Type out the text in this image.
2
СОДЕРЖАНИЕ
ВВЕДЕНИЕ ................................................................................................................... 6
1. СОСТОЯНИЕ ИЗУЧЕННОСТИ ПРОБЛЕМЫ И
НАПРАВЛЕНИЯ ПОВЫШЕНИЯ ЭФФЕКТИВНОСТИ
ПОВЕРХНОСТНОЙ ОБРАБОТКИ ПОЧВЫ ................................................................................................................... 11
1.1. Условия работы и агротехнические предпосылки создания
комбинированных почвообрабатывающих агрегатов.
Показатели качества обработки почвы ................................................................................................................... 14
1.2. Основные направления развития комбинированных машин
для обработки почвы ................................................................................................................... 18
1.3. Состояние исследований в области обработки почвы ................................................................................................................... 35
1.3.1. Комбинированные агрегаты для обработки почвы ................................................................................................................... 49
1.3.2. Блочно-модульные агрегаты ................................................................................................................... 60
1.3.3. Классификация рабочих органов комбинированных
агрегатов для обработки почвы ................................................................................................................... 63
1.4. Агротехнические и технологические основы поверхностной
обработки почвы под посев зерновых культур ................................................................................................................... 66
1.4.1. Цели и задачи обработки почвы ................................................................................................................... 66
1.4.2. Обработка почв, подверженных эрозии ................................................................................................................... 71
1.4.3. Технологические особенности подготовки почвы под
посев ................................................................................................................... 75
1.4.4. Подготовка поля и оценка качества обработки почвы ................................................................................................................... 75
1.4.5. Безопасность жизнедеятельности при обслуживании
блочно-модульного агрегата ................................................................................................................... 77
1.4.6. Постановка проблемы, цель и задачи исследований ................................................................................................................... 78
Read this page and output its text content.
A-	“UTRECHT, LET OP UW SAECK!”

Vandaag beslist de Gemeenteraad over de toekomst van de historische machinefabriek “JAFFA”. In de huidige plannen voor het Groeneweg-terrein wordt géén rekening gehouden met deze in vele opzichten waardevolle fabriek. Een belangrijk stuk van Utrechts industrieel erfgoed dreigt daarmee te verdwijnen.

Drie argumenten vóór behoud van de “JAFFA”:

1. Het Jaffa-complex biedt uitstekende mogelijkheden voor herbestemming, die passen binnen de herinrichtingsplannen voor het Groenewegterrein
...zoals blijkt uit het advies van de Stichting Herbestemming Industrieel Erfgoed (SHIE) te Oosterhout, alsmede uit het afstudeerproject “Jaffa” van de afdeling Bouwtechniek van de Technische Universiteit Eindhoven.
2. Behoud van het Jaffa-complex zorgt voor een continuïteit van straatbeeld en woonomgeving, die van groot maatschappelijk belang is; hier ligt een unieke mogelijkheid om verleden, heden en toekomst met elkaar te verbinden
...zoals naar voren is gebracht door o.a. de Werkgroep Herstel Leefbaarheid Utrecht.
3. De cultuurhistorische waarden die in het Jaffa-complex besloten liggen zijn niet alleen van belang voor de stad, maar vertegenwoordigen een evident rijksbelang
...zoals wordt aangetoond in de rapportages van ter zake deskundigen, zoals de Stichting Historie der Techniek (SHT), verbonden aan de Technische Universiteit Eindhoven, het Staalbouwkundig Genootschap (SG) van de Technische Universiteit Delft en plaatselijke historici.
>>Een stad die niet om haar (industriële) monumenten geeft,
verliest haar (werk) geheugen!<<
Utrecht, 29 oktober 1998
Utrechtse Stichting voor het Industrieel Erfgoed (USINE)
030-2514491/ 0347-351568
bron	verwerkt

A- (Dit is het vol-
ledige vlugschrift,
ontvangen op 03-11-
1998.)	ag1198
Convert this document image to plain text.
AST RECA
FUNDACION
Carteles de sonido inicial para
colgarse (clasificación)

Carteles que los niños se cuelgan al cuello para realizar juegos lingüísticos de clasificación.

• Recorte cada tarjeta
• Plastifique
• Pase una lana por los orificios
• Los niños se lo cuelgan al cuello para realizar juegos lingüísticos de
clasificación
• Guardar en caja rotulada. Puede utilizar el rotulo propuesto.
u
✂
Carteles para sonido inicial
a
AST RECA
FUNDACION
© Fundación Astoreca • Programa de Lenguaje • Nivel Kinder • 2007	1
* * * * *
▸ **DO THIS**
Quote the data above in full, changing nothing.

▸ **TASK SOLUTION**
Type out the text in this image.
2
СОДЕРЖАНИЕ
ВВЕДЕНИЕ ................................................................................................................... 6
1. СОСТОЯНИЕ ИЗУЧЕННОСТИ ПРОБЛЕМЫ И
НАПРАВЛЕНИЯ ПОВЫШЕНИЯ ЭФФЕКТИВНОСТИ
ПОВЕРХНОСТНОЙ ОБРАБОТКИ ПОЧВЫ ................................................................................................................... 11
1.1. Условия работы и агротехнические предпосылки создания
комбинированных почвообрабатывающих агрегатов.
Показатели качества обработки почвы ................................................................................................................... 14
1.2. Основные направления развития комбинированных машин
для обработки почвы ................................................................................................................... 18
1.3. Состояние исследований в области обработки почвы ................................................................................................................... 35
1.3.1. Комбинированные агрегаты для обработки почвы ................................................................................................................... 49
1.3.2. Блочно-модульные агрегаты ................................................................................................................... 60
1.3.3. Классификация рабочих органов комбинированных
агрегатов для обработки почвы ................................................................................................................... 63
1.4. Агротехнические и технологические основы поверхностной
обработки почвы под посев зерновых культур ................................................................................................................... 66
1.4.1. Цели и задачи обработки почвы ................................................................................................................... 66
1.4.2. Обработка почв, подверженных эрозии ................................................................................................................... 71
1.4.3. Технологические особенности подготовки почвы под
посев ................................................................................................................... 75
1.4.4. Подготовка поля и оценка качества обработки почвы ................................................................................................................... 75
1.4.5. Безопасность жизнедеятельности при обслуживании
блочно-модульного агрегата ................................................................................................................... 77
1.4.6. Постановка проблемы, цель и задачи исследований ................................................................................................................... 78
Read this page and output its text content.
A-	“UTRECHT, LET OP UW SAECK!”

Vandaag beslist de Gemeenteraad over de toekomst van de historische machinefabriek “JAFFA”. In de huidige plannen voor het Groeneweg-terrein wordt géén rekening gehouden met deze in vele opzichten waardevolle fabriek. Een belangrijk stuk van Utrechts industrieel erfgoed dreigt daarmee te verdwijnen.

Drie argumenten vóór behoud van de “JAFFA”:

1. Het Jaffa-complex biedt uitstekende mogelijkheden voor herbestemming, die passen binnen de herinrichtingsplannen voor het Groenewegterrein
...zoals blijkt uit het advies van de Stichting Herbestemming Industrieel Erfgoed (SHIE) te Oosterhout, alsmede uit het afstudeerproject “Jaffa” van de afdeling Bouwtechniek van de Technische Universiteit Eindhoven.
2. Behoud van het Jaffa-complex zorgt voor een continuïteit van straatbeeld en woonomgeving, die van groot maatschappelijk belang is; hier ligt een unieke mogelijkheid om verleden, heden en toekomst met elkaar te verbinden
...zoals naar voren is gebracht door o.a. de Werkgroep Herstel Leefbaarheid Utrecht.
3. De cultuurhistorische waarden die in het Jaffa-complex besloten liggen zijn niet alleen van belang voor de stad, maar vertegenwoordigen een evident rijksbelang
...zoals wordt aangetoond in de rapportages van ter zake deskundigen, zoals de Stichting Historie der Techniek (SHT), verbonden aan de Technische Universiteit Eindhoven, het Staalbouwkundig Genootschap (SG) van de Technische Universiteit Delft en plaatselijke historici.
>>Een stad die niet om haar (industriële) monumenten geeft,
verliest haar (werk) geheugen!<<
Utrecht, 29 oktober 1998
Utrechtse Stichting voor het Industrieel Erfgoed (USINE)
030-2514491/ 0347-351568
bron	verwerkt

A- (Dit is het vol-
ledige vlugschrift,
ontvangen op 03-11-
1998.)	ag1198
Convert this document image to plain text.
AST RECA
FUNDACION
Carteles de sonido inicial para
colgarse (clasificación)

Carteles que los niños se cuelgan al cuello para realizar juegos lingüísticos de clasificación.

• Recorte cada tarjeta
• Plastifique
• Pase una lana por los orificios
• Los niños se lo cuelgan al cuello para realizar juegos lingüísticos de
clasificación
• Guardar en caja rotulada. Puede utilizar el rotulo propuesto.
u
✂
Carteles para sonido inicial
a
AST RECA
FUNDACION
© Fundación Astoreca • Programa de Lenguaje • Nivel Kinder • 2007	1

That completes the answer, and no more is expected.